◆ SET EXERCISE
Work through the data line by line, gathering every line that has the word "name".

◆ GIVEN DATA
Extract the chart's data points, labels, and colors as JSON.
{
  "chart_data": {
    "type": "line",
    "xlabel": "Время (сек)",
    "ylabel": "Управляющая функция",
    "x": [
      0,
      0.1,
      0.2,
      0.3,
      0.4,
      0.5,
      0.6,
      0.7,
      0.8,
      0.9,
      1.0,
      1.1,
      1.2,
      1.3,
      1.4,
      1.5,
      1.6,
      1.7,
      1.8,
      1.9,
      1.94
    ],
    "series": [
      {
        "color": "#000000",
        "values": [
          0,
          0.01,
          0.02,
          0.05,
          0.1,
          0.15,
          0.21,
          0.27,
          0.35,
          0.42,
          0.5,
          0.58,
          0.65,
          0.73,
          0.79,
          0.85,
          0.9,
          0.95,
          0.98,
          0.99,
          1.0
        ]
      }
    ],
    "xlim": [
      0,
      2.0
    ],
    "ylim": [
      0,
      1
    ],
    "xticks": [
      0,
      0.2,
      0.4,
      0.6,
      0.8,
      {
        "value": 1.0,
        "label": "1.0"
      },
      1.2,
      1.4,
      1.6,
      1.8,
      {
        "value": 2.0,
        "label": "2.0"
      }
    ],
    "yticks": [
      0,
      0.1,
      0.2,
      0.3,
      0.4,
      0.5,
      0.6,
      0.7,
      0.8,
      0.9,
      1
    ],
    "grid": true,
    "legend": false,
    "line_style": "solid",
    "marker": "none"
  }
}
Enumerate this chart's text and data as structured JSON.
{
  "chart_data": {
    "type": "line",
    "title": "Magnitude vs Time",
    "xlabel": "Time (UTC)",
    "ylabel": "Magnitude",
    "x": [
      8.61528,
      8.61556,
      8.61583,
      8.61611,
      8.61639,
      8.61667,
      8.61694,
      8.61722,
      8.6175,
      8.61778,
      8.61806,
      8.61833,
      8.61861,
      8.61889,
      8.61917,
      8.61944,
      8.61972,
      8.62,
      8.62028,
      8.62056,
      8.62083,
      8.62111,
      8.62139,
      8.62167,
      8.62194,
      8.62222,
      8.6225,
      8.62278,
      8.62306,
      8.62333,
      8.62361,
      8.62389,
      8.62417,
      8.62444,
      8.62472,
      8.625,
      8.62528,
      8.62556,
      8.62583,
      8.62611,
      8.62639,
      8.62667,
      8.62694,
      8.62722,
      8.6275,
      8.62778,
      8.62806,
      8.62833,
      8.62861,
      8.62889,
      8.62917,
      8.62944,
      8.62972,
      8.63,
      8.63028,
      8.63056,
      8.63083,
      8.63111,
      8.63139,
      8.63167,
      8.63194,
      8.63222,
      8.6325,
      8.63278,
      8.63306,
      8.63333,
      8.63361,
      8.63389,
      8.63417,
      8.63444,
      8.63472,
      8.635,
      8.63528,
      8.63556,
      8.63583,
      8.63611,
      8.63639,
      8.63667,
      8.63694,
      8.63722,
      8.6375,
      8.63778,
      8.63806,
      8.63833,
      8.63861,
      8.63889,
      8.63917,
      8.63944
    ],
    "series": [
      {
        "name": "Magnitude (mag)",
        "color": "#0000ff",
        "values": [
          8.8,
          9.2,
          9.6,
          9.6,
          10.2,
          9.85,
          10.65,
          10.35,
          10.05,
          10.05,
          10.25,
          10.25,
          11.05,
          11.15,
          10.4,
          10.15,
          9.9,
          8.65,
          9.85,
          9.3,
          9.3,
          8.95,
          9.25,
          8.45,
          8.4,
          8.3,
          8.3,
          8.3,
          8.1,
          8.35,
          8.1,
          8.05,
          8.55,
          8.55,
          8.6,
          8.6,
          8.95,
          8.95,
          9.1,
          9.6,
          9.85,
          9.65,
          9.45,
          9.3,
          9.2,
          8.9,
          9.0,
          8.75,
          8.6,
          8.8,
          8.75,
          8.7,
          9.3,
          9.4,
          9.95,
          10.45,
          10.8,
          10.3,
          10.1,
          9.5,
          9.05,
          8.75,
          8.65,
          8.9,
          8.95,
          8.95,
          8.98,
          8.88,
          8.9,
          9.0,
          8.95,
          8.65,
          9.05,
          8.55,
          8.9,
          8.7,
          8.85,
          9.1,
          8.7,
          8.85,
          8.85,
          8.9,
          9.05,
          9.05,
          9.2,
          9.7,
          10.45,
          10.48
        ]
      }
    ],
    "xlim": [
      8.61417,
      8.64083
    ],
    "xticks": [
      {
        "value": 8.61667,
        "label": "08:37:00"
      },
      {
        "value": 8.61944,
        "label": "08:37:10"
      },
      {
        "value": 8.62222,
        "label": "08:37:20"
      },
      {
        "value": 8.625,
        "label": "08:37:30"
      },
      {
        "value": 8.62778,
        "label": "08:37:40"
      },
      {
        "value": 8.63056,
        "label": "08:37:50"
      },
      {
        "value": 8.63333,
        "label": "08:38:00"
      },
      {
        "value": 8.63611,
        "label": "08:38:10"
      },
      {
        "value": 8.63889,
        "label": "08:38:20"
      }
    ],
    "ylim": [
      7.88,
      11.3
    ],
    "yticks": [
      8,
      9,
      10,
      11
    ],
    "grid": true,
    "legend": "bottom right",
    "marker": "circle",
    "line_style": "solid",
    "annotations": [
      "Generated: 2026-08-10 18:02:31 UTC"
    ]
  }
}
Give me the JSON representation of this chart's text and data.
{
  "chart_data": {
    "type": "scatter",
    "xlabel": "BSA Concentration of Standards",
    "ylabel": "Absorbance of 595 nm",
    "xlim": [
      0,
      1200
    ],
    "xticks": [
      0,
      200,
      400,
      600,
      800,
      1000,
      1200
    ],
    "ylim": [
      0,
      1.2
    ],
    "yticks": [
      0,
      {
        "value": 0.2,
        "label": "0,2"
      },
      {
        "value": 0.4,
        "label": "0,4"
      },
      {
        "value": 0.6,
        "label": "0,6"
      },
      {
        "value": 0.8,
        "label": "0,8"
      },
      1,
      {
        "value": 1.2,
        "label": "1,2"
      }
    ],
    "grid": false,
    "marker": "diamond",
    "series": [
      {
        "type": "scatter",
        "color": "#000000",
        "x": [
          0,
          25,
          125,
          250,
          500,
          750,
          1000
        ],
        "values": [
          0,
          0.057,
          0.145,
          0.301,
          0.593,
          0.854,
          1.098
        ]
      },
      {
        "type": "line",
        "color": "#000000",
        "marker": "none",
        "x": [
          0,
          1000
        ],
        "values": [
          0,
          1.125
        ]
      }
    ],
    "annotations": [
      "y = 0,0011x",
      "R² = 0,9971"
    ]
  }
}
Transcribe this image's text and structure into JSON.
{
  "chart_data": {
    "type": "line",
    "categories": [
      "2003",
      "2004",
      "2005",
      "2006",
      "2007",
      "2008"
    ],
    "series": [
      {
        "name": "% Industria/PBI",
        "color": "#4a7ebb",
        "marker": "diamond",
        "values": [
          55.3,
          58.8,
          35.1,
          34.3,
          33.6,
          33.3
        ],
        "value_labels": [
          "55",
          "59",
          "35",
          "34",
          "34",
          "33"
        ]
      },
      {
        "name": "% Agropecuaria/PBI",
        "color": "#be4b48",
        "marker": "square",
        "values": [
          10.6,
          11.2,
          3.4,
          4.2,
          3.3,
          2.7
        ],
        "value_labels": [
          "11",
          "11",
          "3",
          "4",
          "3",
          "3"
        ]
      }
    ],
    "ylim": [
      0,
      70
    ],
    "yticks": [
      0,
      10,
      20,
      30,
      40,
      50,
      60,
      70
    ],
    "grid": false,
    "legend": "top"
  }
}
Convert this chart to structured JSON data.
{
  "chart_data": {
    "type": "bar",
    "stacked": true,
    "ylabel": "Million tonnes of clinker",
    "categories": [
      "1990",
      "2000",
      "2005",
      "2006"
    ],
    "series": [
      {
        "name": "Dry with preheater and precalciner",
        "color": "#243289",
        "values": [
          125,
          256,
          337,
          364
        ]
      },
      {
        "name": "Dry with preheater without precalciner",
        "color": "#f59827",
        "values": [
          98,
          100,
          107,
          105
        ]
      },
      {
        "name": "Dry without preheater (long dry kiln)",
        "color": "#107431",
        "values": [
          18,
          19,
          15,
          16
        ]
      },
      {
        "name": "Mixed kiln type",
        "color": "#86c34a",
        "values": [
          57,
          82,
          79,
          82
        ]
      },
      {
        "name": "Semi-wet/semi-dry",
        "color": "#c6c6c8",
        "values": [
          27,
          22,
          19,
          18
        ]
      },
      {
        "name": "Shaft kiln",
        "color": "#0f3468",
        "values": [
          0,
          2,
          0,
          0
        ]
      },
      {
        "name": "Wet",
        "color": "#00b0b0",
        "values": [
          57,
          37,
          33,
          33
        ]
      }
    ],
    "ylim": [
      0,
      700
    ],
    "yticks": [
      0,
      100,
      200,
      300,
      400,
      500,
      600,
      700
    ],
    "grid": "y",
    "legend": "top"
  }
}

◆ IN RESPONSE
        "name": "Magnitude (mag)",
        "name": "% Industria/PBI",
        "name": "% Agropecuaria/PBI",
        "name": "Dry with preheater and precalciner",
        "name": "Dry with preheater without precalciner",
        "name": "Dry without preheater (long dry kiln)",
        "name": "Mixed kiln type",
        "name": "Semi-wet/semi-dry",
        "name": "Shaft kiln",
        "name": "Wet",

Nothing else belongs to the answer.